Dataset entries:
╔══

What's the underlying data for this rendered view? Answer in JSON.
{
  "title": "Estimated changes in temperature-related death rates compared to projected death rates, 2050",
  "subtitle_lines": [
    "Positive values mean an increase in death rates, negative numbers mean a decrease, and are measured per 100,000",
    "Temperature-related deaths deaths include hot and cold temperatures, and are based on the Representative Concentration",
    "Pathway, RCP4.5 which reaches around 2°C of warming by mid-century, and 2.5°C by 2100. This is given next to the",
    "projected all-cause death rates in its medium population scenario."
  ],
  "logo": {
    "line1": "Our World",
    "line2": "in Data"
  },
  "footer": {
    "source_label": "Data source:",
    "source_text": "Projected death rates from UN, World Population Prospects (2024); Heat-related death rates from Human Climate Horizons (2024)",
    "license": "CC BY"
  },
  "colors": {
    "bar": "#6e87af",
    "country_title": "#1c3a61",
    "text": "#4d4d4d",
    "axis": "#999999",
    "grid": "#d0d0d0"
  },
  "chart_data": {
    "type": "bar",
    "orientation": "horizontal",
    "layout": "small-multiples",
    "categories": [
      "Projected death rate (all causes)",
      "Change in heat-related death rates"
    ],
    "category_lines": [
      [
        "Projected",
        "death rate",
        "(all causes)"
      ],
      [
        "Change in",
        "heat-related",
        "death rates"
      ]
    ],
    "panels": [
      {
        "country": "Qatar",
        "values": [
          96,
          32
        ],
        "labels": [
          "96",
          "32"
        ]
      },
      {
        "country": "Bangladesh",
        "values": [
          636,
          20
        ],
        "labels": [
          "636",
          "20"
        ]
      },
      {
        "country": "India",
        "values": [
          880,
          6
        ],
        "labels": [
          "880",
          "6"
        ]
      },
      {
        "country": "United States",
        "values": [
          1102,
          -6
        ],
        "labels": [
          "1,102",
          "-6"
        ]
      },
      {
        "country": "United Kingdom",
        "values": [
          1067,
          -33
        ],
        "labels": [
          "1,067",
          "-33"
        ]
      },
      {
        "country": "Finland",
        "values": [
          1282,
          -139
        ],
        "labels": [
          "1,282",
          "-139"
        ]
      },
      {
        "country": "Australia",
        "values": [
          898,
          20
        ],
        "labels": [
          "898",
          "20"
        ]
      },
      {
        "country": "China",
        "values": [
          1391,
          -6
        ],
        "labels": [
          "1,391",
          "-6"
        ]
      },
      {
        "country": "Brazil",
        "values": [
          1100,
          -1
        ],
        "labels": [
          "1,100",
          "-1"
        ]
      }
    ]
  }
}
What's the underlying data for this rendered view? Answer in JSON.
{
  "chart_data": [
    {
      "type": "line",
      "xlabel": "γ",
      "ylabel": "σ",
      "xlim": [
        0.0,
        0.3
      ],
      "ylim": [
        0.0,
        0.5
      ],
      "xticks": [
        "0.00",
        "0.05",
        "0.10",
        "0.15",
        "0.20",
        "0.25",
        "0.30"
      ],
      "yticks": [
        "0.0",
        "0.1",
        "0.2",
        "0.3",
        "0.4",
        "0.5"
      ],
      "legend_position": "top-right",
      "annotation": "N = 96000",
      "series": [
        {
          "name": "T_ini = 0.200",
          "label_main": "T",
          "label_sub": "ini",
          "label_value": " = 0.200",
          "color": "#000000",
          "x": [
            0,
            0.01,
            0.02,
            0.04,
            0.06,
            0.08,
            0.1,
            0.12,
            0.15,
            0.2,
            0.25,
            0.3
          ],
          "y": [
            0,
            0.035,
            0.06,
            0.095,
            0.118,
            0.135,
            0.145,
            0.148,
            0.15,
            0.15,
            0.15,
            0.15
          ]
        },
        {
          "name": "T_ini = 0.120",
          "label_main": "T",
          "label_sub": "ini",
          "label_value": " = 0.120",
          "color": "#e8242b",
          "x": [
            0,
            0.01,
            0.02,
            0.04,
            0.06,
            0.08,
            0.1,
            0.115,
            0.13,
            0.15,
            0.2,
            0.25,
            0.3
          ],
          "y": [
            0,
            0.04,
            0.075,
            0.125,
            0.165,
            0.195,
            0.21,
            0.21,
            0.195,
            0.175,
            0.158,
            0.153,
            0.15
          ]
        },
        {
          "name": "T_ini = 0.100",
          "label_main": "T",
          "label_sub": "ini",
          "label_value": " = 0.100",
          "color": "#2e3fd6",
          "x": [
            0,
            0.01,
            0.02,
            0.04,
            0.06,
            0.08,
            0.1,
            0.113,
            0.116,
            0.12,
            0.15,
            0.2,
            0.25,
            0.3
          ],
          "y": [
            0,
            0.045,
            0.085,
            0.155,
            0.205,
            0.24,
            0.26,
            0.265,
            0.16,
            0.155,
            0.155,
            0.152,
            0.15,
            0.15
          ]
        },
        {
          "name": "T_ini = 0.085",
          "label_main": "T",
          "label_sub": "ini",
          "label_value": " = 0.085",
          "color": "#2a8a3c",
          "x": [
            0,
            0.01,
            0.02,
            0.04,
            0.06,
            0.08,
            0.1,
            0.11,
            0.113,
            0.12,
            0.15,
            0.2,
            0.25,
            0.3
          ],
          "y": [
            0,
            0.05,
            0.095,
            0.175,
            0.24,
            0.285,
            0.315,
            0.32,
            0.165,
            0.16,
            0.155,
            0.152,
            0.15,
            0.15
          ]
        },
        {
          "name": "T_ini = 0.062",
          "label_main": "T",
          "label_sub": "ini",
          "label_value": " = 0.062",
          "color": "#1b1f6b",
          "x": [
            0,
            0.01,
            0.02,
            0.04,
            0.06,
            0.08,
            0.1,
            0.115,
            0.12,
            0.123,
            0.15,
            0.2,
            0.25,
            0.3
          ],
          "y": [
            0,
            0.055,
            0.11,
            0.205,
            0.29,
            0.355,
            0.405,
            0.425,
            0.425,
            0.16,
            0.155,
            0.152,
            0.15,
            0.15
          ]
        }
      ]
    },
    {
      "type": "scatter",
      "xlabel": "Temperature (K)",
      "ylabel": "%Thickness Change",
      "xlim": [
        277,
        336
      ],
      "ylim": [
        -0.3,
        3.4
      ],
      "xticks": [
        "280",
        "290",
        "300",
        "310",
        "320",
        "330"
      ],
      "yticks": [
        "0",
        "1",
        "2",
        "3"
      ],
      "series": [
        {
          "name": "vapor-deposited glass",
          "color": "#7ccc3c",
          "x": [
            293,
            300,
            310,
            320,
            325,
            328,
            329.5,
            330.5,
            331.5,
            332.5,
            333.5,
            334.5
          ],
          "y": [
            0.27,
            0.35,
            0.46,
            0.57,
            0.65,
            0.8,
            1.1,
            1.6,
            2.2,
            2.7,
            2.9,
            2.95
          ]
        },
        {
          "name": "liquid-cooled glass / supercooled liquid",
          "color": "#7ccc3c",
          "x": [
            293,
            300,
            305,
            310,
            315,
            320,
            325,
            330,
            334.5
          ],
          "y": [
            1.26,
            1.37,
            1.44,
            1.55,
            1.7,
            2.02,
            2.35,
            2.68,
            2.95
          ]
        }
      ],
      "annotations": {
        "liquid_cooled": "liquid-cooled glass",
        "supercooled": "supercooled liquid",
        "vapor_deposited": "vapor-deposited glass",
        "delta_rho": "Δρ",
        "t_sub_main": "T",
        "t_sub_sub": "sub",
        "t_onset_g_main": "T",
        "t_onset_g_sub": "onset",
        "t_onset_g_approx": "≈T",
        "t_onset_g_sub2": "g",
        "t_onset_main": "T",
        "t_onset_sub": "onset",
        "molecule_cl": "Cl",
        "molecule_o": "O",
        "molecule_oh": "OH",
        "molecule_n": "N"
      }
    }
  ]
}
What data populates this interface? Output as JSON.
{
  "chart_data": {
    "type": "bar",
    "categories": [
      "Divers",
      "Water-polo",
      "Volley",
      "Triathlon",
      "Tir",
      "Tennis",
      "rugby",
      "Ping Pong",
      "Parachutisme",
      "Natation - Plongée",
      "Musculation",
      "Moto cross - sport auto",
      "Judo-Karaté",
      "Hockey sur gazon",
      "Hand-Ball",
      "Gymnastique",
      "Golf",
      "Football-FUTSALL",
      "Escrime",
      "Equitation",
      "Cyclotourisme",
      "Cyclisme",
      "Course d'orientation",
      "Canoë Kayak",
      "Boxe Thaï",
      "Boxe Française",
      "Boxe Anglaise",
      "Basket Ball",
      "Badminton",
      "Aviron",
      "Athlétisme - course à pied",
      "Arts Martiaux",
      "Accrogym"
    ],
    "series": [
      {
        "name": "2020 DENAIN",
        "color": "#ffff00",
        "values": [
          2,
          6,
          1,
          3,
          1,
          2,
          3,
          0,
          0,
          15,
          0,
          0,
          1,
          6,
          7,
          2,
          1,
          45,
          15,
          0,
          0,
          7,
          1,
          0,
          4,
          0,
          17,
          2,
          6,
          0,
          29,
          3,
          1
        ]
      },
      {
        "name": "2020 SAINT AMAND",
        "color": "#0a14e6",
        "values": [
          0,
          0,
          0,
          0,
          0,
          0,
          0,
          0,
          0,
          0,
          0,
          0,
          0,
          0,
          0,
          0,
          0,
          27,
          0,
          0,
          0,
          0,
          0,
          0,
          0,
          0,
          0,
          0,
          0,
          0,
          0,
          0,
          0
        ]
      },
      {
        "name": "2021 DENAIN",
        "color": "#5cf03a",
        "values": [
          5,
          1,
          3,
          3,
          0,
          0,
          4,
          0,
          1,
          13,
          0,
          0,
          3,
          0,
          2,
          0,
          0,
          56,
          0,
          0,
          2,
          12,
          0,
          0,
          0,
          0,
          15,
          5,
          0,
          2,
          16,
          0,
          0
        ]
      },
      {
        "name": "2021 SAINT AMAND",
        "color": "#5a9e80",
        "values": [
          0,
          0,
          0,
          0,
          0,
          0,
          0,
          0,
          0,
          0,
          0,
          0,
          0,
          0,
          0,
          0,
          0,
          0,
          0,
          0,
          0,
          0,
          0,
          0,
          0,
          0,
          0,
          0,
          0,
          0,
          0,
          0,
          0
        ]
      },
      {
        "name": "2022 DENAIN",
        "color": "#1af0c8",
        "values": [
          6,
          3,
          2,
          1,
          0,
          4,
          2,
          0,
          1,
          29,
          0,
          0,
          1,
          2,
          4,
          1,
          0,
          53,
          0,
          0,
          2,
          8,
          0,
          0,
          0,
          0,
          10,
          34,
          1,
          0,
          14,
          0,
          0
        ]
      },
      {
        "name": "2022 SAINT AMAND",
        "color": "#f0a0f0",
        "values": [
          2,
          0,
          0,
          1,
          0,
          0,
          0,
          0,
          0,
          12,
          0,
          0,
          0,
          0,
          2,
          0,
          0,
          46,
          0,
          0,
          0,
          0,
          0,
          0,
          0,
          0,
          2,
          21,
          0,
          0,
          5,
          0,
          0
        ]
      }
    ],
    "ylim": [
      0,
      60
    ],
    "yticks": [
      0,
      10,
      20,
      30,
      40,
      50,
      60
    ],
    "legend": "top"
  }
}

╚══

Aim
Copy out each line that contains the word "AMAND".

Finished task
        "name": "2020 SAINT AMAND",
        "name": "2021 SAINT AMAND",
        "name": "2022 SAINT AMAND",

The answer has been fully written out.